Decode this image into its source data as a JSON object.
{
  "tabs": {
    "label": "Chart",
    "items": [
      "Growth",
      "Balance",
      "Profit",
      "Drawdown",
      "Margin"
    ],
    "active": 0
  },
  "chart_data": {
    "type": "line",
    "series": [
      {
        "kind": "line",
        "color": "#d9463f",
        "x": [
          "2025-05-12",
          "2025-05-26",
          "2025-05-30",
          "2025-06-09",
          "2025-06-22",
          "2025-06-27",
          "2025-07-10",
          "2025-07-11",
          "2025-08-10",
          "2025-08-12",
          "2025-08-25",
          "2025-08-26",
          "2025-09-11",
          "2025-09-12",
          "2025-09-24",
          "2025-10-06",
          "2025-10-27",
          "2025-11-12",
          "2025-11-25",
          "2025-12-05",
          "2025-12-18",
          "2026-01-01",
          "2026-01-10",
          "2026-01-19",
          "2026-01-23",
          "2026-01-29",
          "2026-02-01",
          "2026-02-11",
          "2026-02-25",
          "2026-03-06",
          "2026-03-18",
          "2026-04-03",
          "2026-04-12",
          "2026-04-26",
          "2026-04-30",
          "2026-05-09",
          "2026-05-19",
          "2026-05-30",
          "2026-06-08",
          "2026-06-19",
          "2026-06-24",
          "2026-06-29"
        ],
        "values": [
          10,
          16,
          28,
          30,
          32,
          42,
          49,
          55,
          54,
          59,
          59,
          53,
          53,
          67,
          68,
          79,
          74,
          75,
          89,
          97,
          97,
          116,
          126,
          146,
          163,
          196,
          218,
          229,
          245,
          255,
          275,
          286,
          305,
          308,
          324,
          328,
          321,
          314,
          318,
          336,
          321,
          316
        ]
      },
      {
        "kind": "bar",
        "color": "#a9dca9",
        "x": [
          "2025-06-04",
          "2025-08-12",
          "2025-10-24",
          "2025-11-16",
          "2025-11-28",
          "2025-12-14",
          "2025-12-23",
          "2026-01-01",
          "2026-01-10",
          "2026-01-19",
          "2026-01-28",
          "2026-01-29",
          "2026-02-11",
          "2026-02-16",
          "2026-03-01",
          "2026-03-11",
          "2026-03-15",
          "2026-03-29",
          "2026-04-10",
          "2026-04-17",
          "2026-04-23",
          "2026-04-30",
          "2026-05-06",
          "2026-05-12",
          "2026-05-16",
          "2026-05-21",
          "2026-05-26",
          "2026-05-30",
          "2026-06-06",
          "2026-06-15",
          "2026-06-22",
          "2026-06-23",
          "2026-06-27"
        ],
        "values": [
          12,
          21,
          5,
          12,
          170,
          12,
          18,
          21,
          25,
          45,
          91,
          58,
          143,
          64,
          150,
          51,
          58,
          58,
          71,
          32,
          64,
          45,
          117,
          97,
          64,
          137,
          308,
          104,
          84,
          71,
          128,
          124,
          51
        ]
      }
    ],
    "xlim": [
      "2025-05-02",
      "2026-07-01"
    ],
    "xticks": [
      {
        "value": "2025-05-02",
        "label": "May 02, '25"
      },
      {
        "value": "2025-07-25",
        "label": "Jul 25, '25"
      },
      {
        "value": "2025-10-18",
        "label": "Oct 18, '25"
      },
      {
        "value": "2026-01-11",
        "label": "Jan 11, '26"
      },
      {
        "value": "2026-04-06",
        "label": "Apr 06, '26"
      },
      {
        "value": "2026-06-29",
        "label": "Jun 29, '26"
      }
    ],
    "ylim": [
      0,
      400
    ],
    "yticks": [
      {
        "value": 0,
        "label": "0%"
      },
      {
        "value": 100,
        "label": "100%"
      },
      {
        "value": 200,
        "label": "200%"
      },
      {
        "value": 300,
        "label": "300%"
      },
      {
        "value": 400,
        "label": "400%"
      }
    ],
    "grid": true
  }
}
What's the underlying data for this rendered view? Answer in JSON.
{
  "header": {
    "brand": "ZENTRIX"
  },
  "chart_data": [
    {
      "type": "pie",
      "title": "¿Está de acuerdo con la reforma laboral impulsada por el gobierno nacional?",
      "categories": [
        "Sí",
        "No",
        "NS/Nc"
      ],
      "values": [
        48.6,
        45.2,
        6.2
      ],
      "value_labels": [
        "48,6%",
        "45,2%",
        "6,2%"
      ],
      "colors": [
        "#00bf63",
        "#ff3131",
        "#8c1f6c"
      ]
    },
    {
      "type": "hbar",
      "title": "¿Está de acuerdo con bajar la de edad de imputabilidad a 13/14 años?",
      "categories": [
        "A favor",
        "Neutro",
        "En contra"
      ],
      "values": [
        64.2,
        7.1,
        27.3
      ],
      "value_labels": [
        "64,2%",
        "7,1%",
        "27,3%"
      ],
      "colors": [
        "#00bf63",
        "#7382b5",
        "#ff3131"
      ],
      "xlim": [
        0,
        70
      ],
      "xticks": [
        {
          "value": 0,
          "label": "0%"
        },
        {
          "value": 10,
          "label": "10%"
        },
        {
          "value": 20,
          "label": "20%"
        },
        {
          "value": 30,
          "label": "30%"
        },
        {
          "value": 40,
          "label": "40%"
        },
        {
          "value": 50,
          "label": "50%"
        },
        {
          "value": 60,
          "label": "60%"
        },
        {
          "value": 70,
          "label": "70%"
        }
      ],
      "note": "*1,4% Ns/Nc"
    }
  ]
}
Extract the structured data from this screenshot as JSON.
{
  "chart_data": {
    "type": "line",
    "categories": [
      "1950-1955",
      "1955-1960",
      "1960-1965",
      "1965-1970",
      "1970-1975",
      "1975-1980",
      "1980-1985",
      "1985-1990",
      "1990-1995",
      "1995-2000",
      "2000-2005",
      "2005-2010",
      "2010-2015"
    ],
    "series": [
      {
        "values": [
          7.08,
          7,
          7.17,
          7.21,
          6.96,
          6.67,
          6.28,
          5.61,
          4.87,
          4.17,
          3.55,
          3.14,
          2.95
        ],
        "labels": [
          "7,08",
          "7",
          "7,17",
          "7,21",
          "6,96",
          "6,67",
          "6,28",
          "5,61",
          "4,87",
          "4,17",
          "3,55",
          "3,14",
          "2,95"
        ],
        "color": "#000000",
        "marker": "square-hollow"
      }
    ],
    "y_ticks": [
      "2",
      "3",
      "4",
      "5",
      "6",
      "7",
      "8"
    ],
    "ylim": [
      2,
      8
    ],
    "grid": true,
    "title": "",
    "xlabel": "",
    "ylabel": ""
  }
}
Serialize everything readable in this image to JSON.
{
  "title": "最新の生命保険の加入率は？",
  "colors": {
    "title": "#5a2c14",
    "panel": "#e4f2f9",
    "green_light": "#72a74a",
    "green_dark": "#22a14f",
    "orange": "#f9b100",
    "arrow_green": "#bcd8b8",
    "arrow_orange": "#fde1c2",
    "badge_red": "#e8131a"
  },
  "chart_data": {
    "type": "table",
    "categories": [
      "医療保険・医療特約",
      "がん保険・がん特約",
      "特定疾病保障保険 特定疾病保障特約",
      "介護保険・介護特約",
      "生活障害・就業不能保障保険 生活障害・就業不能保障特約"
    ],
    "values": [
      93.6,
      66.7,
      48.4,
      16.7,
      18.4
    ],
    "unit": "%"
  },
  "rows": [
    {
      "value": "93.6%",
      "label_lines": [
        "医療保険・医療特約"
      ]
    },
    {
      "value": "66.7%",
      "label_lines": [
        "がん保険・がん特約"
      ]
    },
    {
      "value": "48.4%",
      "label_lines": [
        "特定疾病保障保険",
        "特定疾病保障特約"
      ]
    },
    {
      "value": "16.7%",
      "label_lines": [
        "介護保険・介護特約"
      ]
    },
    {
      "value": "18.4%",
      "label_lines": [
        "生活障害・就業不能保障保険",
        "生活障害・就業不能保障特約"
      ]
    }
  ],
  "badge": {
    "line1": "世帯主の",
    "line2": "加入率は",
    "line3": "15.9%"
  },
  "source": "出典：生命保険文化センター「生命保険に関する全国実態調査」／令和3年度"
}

****************

● WORK TO COMPLETE
Using the listing above, gather each line that holds the string "type" and copy it.

● ANSWER TO THE PROBLEM
    "type": "line",
      "type": "pie",
      "type": "hbar",
    "type": "line",
    "type": "table",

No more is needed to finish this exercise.